* begin *

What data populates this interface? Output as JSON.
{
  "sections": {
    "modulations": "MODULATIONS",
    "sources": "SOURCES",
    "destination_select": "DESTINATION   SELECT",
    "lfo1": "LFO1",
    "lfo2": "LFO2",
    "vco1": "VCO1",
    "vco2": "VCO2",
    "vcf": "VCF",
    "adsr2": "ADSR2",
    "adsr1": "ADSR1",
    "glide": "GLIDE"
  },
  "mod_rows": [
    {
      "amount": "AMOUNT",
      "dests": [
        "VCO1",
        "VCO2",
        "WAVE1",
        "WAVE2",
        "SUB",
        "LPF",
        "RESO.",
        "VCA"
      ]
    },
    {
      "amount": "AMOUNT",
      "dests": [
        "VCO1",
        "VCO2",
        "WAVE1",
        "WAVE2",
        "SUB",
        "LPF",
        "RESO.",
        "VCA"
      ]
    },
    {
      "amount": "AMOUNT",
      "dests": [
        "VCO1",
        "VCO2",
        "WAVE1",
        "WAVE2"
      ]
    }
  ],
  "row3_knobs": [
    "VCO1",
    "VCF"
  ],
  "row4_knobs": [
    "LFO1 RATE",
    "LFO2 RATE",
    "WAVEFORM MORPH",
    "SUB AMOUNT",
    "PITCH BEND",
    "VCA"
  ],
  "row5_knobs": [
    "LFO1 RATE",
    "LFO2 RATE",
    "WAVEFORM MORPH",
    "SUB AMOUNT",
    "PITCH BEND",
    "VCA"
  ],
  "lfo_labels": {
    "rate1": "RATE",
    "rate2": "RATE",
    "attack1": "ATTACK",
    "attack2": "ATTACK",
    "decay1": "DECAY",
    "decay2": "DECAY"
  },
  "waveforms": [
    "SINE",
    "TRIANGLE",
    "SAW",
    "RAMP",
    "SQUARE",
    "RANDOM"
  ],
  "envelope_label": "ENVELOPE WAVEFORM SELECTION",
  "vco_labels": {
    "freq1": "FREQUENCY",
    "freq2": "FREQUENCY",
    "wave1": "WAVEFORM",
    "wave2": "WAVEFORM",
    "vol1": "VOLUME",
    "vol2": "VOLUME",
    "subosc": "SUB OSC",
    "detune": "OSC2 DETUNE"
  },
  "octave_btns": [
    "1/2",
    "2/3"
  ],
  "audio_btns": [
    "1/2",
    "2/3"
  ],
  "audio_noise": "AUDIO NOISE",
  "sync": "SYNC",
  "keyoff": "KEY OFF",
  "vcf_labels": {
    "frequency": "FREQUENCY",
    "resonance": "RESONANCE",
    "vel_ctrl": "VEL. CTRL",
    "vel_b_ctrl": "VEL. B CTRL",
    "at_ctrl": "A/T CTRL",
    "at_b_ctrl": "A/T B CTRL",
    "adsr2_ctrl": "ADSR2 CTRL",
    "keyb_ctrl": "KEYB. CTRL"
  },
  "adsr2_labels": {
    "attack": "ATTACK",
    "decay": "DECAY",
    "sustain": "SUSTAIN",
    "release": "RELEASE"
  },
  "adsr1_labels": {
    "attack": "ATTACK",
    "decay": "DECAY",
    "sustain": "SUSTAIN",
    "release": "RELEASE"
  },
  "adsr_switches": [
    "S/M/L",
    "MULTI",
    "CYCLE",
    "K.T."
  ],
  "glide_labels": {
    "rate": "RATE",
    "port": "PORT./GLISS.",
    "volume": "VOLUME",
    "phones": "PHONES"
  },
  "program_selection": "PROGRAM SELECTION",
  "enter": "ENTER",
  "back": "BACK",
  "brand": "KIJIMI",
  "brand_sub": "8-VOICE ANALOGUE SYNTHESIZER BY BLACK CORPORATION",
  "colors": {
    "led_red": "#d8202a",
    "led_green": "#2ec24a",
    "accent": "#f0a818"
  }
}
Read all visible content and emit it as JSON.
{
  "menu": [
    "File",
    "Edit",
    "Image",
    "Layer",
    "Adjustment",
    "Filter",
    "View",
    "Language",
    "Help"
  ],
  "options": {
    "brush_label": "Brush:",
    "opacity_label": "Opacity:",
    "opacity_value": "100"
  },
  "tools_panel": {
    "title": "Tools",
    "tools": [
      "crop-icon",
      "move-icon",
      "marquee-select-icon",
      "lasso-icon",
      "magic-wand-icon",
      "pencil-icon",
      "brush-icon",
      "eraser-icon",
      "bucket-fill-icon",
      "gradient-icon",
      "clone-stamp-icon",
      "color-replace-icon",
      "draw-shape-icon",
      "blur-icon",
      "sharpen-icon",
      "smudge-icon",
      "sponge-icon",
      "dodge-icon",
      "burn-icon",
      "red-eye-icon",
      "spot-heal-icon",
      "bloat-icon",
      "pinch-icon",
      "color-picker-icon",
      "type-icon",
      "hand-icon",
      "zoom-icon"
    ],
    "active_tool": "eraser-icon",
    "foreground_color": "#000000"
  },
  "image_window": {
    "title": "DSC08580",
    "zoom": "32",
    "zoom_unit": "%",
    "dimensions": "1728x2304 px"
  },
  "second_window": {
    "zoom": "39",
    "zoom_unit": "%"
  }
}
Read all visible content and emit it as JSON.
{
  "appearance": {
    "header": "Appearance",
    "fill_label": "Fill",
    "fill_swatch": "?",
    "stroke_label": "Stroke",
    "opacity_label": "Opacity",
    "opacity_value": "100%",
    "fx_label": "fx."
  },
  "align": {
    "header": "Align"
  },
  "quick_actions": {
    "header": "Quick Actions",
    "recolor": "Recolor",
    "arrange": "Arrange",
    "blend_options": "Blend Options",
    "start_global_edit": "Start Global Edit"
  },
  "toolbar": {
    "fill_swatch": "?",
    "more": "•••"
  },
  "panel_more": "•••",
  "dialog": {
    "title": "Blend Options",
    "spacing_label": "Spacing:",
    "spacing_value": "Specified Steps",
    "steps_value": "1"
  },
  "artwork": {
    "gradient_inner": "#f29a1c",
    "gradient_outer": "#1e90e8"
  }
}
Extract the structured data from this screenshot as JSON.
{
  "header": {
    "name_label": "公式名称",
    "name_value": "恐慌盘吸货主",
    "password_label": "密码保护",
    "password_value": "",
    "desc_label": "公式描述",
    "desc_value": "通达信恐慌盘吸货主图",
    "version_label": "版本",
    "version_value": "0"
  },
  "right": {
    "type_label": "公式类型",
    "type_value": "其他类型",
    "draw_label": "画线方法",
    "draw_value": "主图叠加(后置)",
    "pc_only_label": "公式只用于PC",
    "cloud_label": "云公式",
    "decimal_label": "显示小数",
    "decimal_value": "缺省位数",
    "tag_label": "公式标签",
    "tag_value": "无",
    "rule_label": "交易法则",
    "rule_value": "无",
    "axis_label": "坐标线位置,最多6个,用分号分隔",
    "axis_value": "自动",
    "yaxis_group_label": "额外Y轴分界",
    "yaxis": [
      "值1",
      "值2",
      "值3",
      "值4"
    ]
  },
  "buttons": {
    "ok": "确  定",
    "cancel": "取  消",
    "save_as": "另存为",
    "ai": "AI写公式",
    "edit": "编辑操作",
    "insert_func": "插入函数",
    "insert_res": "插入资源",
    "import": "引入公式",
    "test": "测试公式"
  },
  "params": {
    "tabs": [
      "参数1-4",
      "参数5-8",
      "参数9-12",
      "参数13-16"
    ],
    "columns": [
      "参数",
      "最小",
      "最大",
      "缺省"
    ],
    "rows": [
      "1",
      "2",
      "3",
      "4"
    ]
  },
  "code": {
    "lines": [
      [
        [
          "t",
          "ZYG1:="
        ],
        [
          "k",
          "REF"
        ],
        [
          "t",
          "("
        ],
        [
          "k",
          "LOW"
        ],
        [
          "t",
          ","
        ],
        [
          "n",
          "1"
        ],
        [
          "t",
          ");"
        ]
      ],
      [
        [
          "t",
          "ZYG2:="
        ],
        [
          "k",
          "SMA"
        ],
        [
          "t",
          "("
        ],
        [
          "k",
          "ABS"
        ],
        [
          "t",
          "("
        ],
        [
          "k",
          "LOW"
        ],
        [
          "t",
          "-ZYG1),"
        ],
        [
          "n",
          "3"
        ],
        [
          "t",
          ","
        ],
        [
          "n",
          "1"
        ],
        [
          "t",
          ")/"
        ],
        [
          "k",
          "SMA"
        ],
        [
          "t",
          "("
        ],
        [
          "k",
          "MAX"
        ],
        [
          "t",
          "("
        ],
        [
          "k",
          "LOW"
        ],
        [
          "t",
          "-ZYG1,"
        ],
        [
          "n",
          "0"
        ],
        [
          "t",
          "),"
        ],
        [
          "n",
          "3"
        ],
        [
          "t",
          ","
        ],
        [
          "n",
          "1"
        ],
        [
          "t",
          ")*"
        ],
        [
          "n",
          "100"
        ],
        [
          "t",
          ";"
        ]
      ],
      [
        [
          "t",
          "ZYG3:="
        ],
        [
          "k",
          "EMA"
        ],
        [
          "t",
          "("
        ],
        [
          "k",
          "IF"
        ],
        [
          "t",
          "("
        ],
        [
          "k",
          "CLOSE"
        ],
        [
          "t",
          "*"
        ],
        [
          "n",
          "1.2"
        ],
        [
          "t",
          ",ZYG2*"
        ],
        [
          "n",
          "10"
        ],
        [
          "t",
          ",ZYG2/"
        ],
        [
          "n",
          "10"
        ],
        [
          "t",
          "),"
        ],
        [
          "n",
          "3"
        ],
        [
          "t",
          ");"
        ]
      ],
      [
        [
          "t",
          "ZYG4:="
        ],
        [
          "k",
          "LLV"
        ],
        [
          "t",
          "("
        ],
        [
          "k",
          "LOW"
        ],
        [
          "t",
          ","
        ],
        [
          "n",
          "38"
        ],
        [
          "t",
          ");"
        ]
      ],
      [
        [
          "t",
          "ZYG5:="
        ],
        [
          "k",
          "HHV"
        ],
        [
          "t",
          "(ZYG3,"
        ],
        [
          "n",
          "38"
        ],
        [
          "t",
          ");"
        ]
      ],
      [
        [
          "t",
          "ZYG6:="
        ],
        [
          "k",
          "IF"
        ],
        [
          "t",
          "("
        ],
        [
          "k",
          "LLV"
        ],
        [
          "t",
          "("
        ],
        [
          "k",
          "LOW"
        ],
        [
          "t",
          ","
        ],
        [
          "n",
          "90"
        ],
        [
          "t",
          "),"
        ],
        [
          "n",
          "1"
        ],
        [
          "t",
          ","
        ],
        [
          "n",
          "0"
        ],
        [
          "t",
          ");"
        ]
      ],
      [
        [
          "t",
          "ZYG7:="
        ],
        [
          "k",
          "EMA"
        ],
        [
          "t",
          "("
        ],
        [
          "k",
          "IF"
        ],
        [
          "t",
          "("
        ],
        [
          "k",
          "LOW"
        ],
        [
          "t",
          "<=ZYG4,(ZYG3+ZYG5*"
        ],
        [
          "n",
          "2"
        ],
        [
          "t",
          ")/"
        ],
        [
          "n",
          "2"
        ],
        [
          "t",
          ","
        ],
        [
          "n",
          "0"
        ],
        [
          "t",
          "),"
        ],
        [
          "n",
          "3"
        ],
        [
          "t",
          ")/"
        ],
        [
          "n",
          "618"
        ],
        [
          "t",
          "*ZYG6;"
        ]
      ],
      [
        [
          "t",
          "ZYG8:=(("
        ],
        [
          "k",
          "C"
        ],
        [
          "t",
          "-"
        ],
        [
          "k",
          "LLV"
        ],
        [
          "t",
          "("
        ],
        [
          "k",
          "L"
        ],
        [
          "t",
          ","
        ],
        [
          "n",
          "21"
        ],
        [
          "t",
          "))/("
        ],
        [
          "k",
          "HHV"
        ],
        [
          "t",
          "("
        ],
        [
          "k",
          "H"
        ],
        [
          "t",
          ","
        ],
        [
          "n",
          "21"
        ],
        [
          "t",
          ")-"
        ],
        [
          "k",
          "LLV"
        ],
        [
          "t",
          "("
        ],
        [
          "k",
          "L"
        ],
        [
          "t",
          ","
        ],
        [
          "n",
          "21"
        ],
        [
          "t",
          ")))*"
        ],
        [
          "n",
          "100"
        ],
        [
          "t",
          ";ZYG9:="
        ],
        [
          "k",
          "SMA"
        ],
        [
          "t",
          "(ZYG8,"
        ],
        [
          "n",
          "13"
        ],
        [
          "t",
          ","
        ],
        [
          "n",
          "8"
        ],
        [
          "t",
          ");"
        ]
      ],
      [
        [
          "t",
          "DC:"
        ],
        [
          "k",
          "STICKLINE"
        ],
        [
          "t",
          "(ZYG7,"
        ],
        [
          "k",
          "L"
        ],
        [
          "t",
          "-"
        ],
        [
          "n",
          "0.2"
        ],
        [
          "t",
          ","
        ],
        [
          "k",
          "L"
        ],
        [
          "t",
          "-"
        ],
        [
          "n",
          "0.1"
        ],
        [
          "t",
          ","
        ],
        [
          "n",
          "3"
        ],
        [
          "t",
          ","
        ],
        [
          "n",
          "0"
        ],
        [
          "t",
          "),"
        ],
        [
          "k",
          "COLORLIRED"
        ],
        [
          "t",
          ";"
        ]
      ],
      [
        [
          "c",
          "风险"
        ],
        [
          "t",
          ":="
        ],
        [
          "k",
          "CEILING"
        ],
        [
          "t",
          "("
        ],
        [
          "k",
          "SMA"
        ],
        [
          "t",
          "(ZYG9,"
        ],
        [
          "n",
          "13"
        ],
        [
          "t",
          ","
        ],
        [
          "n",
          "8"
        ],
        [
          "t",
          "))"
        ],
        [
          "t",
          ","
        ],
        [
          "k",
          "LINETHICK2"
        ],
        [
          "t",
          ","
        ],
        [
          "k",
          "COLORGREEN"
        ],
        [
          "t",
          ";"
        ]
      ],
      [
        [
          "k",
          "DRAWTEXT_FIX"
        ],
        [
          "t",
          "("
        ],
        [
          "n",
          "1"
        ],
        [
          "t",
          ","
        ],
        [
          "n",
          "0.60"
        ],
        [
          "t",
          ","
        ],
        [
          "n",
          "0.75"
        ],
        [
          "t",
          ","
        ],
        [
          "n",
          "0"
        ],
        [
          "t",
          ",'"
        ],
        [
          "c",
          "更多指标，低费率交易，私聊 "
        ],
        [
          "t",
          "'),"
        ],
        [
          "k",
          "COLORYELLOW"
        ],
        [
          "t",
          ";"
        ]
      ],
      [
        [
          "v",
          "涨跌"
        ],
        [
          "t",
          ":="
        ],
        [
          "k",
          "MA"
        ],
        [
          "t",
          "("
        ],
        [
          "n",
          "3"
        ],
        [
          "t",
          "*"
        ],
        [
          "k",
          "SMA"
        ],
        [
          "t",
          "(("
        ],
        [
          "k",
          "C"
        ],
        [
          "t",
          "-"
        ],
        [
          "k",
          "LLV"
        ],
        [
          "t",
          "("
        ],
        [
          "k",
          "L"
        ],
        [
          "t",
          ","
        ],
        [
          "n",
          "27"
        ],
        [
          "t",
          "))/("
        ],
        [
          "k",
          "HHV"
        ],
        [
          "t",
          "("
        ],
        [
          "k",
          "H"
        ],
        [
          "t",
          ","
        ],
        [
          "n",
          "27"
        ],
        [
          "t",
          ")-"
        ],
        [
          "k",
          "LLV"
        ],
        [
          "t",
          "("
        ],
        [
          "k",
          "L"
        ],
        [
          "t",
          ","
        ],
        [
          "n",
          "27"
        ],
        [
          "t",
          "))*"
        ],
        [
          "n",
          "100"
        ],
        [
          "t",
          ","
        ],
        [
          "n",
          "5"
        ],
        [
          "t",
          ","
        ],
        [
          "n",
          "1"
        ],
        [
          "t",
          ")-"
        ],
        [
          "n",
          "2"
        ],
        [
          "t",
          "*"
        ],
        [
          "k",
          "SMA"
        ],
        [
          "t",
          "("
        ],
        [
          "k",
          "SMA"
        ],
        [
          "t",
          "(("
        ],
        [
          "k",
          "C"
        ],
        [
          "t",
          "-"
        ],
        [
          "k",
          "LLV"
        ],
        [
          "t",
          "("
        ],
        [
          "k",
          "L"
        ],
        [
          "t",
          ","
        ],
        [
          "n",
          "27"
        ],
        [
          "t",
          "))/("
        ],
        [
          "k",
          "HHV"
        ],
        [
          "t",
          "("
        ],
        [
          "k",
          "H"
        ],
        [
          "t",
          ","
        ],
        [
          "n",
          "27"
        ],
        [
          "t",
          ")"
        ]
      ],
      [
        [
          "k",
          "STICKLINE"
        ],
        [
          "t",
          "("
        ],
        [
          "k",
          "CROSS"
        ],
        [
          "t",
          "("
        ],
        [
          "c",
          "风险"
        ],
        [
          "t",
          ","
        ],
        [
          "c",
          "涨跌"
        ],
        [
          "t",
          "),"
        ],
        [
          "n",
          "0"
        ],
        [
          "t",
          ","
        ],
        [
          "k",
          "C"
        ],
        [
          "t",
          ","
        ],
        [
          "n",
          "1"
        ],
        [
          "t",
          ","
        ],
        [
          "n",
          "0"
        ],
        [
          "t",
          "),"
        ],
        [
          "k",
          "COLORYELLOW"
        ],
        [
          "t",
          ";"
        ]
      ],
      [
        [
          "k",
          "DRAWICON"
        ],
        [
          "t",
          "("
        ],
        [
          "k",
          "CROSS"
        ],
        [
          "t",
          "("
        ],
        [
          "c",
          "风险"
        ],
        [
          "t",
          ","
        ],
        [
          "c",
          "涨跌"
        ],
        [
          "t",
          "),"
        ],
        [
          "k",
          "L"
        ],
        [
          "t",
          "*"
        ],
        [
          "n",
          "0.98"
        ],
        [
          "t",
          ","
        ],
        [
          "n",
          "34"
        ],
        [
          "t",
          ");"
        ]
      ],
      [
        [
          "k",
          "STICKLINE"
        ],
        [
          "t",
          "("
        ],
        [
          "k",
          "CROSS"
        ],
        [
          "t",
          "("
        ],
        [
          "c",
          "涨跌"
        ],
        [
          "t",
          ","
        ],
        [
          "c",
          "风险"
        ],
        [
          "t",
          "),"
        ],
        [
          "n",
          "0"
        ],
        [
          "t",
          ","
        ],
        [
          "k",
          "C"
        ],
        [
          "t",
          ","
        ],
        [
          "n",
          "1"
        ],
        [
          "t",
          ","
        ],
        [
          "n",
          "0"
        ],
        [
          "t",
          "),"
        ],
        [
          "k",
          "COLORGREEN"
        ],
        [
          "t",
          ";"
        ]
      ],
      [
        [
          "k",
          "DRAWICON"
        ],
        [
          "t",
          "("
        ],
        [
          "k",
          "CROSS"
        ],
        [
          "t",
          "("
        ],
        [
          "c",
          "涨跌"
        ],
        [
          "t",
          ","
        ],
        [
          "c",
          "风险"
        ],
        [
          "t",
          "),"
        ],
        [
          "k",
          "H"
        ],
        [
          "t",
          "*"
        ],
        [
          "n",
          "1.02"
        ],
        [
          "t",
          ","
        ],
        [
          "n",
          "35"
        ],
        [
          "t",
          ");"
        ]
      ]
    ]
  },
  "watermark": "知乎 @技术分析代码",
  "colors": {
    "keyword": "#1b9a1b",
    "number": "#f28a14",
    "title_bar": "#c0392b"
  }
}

* end *

Show every line from the entries above in which the word "header" appears.

    "header": "Appearance",
    "header": "Align"
    "header": "Quick Actions",
  "header": {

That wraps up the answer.